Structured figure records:
"""

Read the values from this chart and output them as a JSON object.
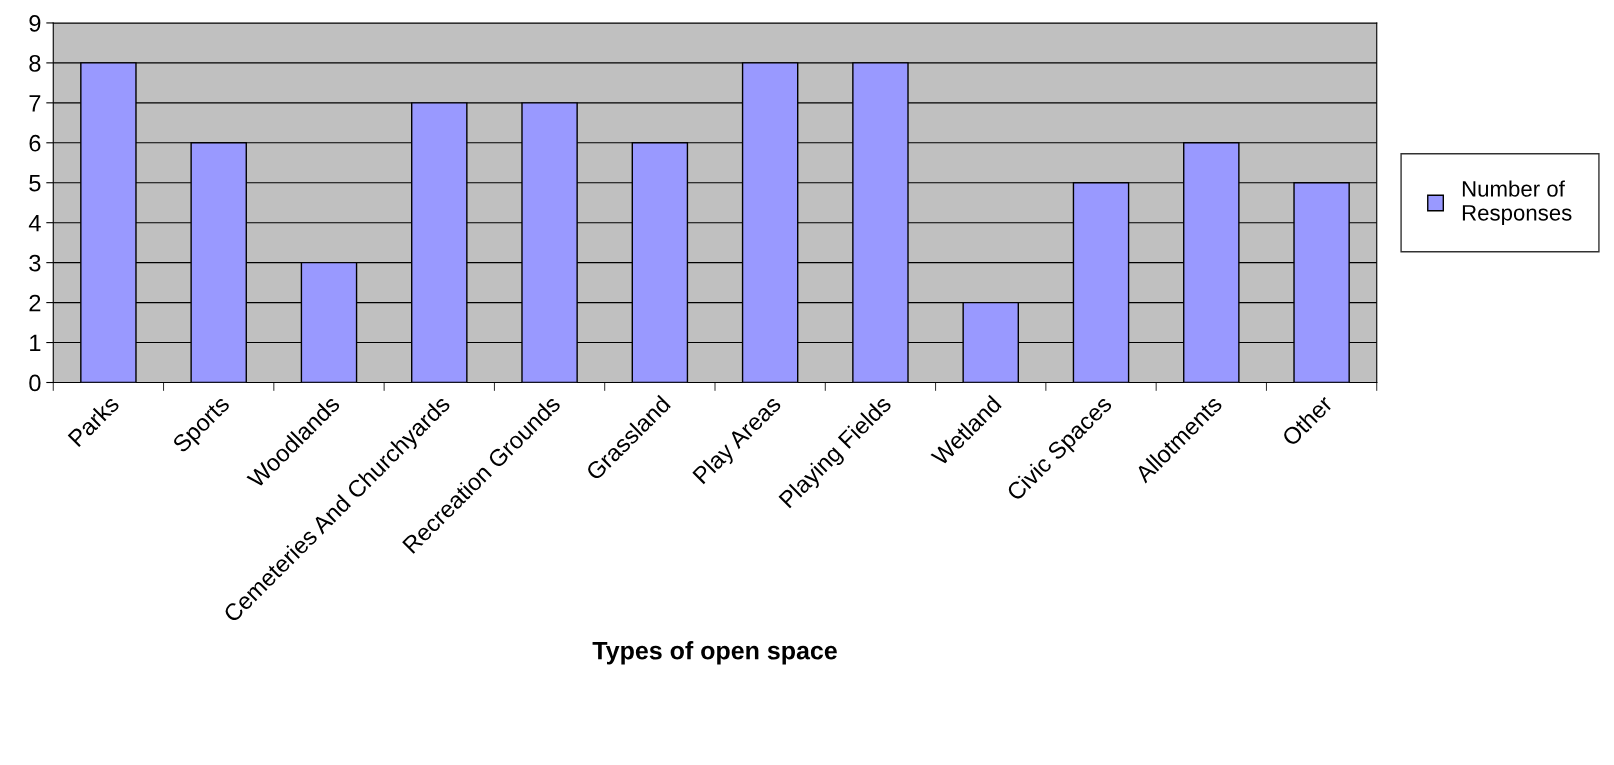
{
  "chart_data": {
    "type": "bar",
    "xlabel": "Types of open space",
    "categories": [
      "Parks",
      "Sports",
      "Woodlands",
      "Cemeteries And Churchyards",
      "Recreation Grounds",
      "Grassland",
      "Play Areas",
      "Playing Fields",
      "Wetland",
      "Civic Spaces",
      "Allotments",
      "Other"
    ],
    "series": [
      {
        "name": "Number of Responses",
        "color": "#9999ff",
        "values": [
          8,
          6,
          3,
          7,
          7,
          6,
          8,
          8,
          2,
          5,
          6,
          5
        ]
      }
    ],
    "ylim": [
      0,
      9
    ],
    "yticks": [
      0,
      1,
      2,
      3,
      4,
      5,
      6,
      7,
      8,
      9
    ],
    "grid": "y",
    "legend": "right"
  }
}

"""

◆ **Task details**: Make a list of all lines in the data that contain "values".

◆ **Expected answer**:
Read the values from this chart and output them as a JSON object.
        "values": [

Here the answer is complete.